_WHAT IS REQUIRED_
Locate the word "County" in the data below, then copy every line that holds it.

_DATA_
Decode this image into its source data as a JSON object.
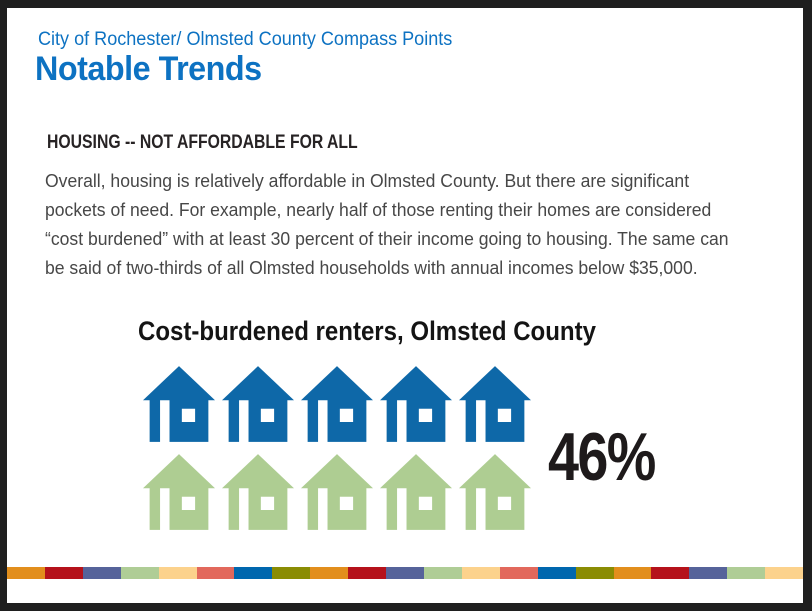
{
  "frame": {
    "background_color": "#1F1F1F",
    "slide_background_color": "#FFFFFF"
  },
  "slide": {
    "eyebrow": "City of Rochester/ Olmsted County Compass Points",
    "title": "Notable Trends",
    "accent_color": "#0D72C2",
    "section_heading": "HOUSING -- NOT AFFORDABLE FOR ALL",
    "paragraph_lines": [
      "Overall, housing is relatively affordable in Olmsted County. But there are significant",
      "pockets of need. For example, nearly half of those renting their homes are considered",
      "“cost burdened” with at least 30 percent of their income going to housing. The same can",
      "be said of two-thirds of all Olmsted households with annual incomes below $35,000."
    ]
  },
  "chart_data": {
    "type": "pictograph",
    "title": "Cost-burdened renters, Olmsted County",
    "value": 46,
    "value_label": "46%",
    "icon": "house-icon",
    "icon_rows": [
      {
        "color": "#0E68A8",
        "count": 5
      },
      {
        "color": "#AECD92",
        "count": 5
      }
    ],
    "total_icons": 10
  },
  "footer_strip": {
    "colors": [
      "#E28E1C",
      "#B5121B",
      "#56639A",
      "#AFCD96",
      "#FCD28C",
      "#E2685C",
      "#0067AE",
      "#8A8C03",
      "#E28E1C",
      "#B5121B",
      "#56639A",
      "#AFCD96",
      "#FCD28C",
      "#E2685C",
      "#0067AE",
      "#8A8C03",
      "#E28E1C",
      "#B5121B",
      "#56639A",
      "#AFCD96",
      "#FCD28C"
    ]
  }
}
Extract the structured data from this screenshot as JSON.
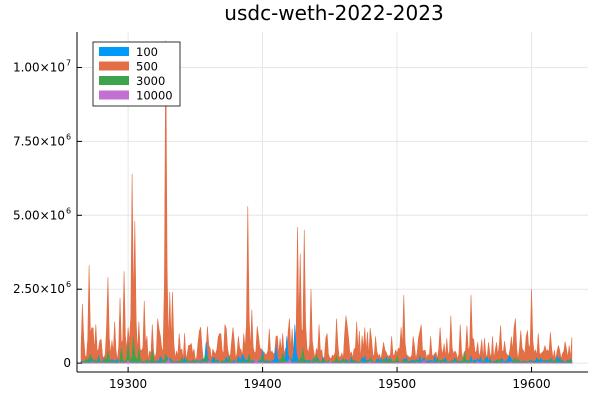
{
  "chart_data": {
    "type": "area",
    "title": "usdc-weth-2022-2023",
    "xlabel": "",
    "ylabel": "",
    "xlim": [
      19262,
      19642
    ],
    "ylim": [
      -300000,
      11200000
    ],
    "x_ticks": [
      {
        "value": 19300,
        "label": "19300"
      },
      {
        "value": 19400,
        "label": "19400"
      },
      {
        "value": 19500,
        "label": "19500"
      },
      {
        "value": 19600,
        "label": "19600"
      }
    ],
    "y_ticks": [
      {
        "value": 0,
        "mantissa": "0",
        "exponent": ""
      },
      {
        "value": 2500000,
        "mantissa": "2.50×10",
        "exponent": "6"
      },
      {
        "value": 5000000,
        "mantissa": "5.00×10",
        "exponent": "6"
      },
      {
        "value": 7500000,
        "mantissa": "7.50×10",
        "exponent": "6"
      },
      {
        "value": 10000000,
        "mantissa": "1.00×10",
        "exponent": "7"
      }
    ],
    "grid": true,
    "legend_position": "top-left",
    "x_range": [
      19265,
      19630
    ],
    "series": [
      {
        "name": "100",
        "color": "#009af9",
        "peaks": [
          [
            19300,
            150000
          ],
          [
            19342,
            200000
          ],
          [
            19358,
            700000
          ],
          [
            19385,
            300000
          ],
          [
            19400,
            450000
          ],
          [
            19410,
            600000
          ],
          [
            19418,
            900000
          ],
          [
            19424,
            1300000
          ],
          [
            19430,
            400000
          ],
          [
            19445,
            200000
          ],
          [
            19505,
            150000
          ],
          [
            19560,
            150000
          ]
        ],
        "baseline": 60000
      },
      {
        "name": "500",
        "color": "#e26f46",
        "peaks": [
          [
            19266,
            2000000
          ],
          [
            19271,
            3300000
          ],
          [
            19273,
            1200000
          ],
          [
            19276,
            1300000
          ],
          [
            19280,
            800000
          ],
          [
            19285,
            2900000
          ],
          [
            19290,
            1400000
          ],
          [
            19294,
            2200000
          ],
          [
            19297,
            3100000
          ],
          [
            19300,
            1200000
          ],
          [
            19303,
            6400000
          ],
          [
            19305,
            4800000
          ],
          [
            19308,
            1400000
          ],
          [
            19312,
            2100000
          ],
          [
            19318,
            1300000
          ],
          [
            19322,
            1500000
          ],
          [
            19328,
            10900000
          ],
          [
            19331,
            2400000
          ],
          [
            19333,
            2400000
          ],
          [
            19338,
            1000000
          ],
          [
            19345,
            600000
          ],
          [
            19352,
            700000
          ],
          [
            19360,
            600000
          ],
          [
            19368,
            1000000
          ],
          [
            19372,
            1300000
          ],
          [
            19378,
            1200000
          ],
          [
            19382,
            900000
          ],
          [
            19386,
            1000000
          ],
          [
            19389,
            5300000
          ],
          [
            19392,
            1800000
          ],
          [
            19396,
            1100000
          ],
          [
            19405,
            1100000
          ],
          [
            19410,
            900000
          ],
          [
            19415,
            1000000
          ],
          [
            19420,
            1500000
          ],
          [
            19426,
            4600000
          ],
          [
            19428,
            3700000
          ],
          [
            19431,
            4500000
          ],
          [
            19436,
            2500000
          ],
          [
            19442,
            1300000
          ],
          [
            19448,
            1000000
          ],
          [
            19455,
            1500000
          ],
          [
            19462,
            1600000
          ],
          [
            19470,
            1400000
          ],
          [
            19476,
            1200000
          ],
          [
            19484,
            900000
          ],
          [
            19490,
            700000
          ],
          [
            19496,
            900000
          ],
          [
            19505,
            2300000
          ],
          [
            19512,
            900000
          ],
          [
            19518,
            1300000
          ],
          [
            19525,
            900000
          ],
          [
            19532,
            1200000
          ],
          [
            19540,
            1600000
          ],
          [
            19547,
            1300000
          ],
          [
            19555,
            2300000
          ],
          [
            19560,
            700000
          ],
          [
            19568,
            700000
          ],
          [
            19574,
            700000
          ],
          [
            19580,
            600000
          ],
          [
            19585,
            800000
          ],
          [
            19588,
            1500000
          ],
          [
            19592,
            1100000
          ],
          [
            19596,
            900000
          ],
          [
            19600,
            2500000
          ],
          [
            19605,
            1000000
          ],
          [
            19610,
            600000
          ],
          [
            19615,
            500000
          ],
          [
            19620,
            600000
          ],
          [
            19625,
            500000
          ],
          [
            19628,
            600000
          ]
        ],
        "baseline": 300000
      },
      {
        "name": "3000",
        "color": "#3da44d",
        "peaks": [
          [
            19272,
            300000
          ],
          [
            19285,
            400000
          ],
          [
            19295,
            500000
          ],
          [
            19300,
            700000
          ],
          [
            19304,
            900000
          ],
          [
            19308,
            500000
          ],
          [
            19318,
            450000
          ],
          [
            19328,
            300000
          ],
          [
            19340,
            200000
          ],
          [
            19358,
            300000
          ],
          [
            19375,
            250000
          ],
          [
            19390,
            300000
          ],
          [
            19400,
            250000
          ],
          [
            19415,
            350000
          ],
          [
            19430,
            500000
          ],
          [
            19440,
            300000
          ],
          [
            19455,
            250000
          ],
          [
            19480,
            200000
          ],
          [
            19500,
            250000
          ],
          [
            19530,
            200000
          ],
          [
            19550,
            400000
          ],
          [
            19575,
            150000
          ],
          [
            19590,
            150000
          ],
          [
            19610,
            100000
          ]
        ],
        "baseline": 40000
      },
      {
        "name": "10000",
        "color": "#c271d2",
        "peaks": [
          [
            19300,
            100000
          ],
          [
            19330,
            150000
          ],
          [
            19360,
            80000
          ],
          [
            19395,
            120000
          ],
          [
            19420,
            150000
          ],
          [
            19450,
            80000
          ],
          [
            19480,
            60000
          ],
          [
            19520,
            90000
          ],
          [
            19560,
            70000
          ],
          [
            19600,
            40000
          ]
        ],
        "baseline": 10000
      }
    ]
  }
}
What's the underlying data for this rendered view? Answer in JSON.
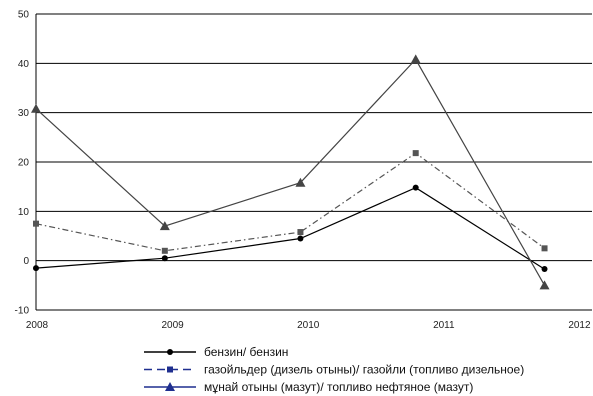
{
  "chart_data": {
    "type": "line",
    "title": "",
    "xlabel": "",
    "ylabel": "",
    "x_ticks": [
      "2008",
      "2009",
      "2010",
      "2011",
      "2012"
    ],
    "y_ticks": [
      "50",
      "40",
      "30",
      "20",
      "10",
      "0",
      "-10"
    ],
    "ylim": [
      -10,
      50
    ],
    "grid": "horizontal",
    "legend_position": "bottom",
    "series": [
      {
        "name": "бензин/ бензин",
        "color": "#000000",
        "marker": "circle",
        "line": "solid",
        "points": [
          {
            "x": 2008.0,
            "y": -1.5
          },
          {
            "x": 2008.95,
            "y": 0.5
          },
          {
            "x": 2009.95,
            "y": 4.5
          },
          {
            "x": 2010.8,
            "y": 14.8
          },
          {
            "x": 2011.75,
            "y": -1.7
          }
        ]
      },
      {
        "name": "газойльдер (дизель отыны)/ газойли (топливо дизельное)",
        "color": "#555555",
        "marker": "square",
        "line": "dash-dot",
        "points": [
          {
            "x": 2008.0,
            "y": 7.5
          },
          {
            "x": 2008.95,
            "y": 2.0
          },
          {
            "x": 2009.95,
            "y": 5.8
          },
          {
            "x": 2010.8,
            "y": 21.8
          },
          {
            "x": 2011.75,
            "y": 2.5
          }
        ]
      },
      {
        "name": "мұнай отыны (мазут)/ топливо нефтяное (мазут)",
        "color": "#444444",
        "marker": "triangle",
        "line": "solid",
        "points": [
          {
            "x": 2008.0,
            "y": 30.8
          },
          {
            "x": 2008.95,
            "y": 7.0
          },
          {
            "x": 2009.95,
            "y": 15.8
          },
          {
            "x": 2010.8,
            "y": 40.8
          },
          {
            "x": 2011.75,
            "y": -5.0
          }
        ]
      }
    ]
  },
  "legend": {
    "items": [
      {
        "label": "бензин/ бензин",
        "line_color": "#000000",
        "marker_color": "#000000"
      },
      {
        "label": "газойльдер (дизель отыны)/ газойли (топливо дизельное)",
        "line_color": "#1f2f8f",
        "marker_color": "#1f2f8f"
      },
      {
        "label": "мұнай отыны (мазут)/ топливо нефтяное (мазут)",
        "line_color": "#1f2f8f",
        "marker_color": "#1f2f8f"
      }
    ]
  }
}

_ANSWER IN FULL_
    "eyebrow": "City of Rochester/ Olmsted County Compass Points",
      "Overall, housing is relatively affordable in Olmsted County. But there are significant",
    "title": "Cost-burdened renters, Olmsted County",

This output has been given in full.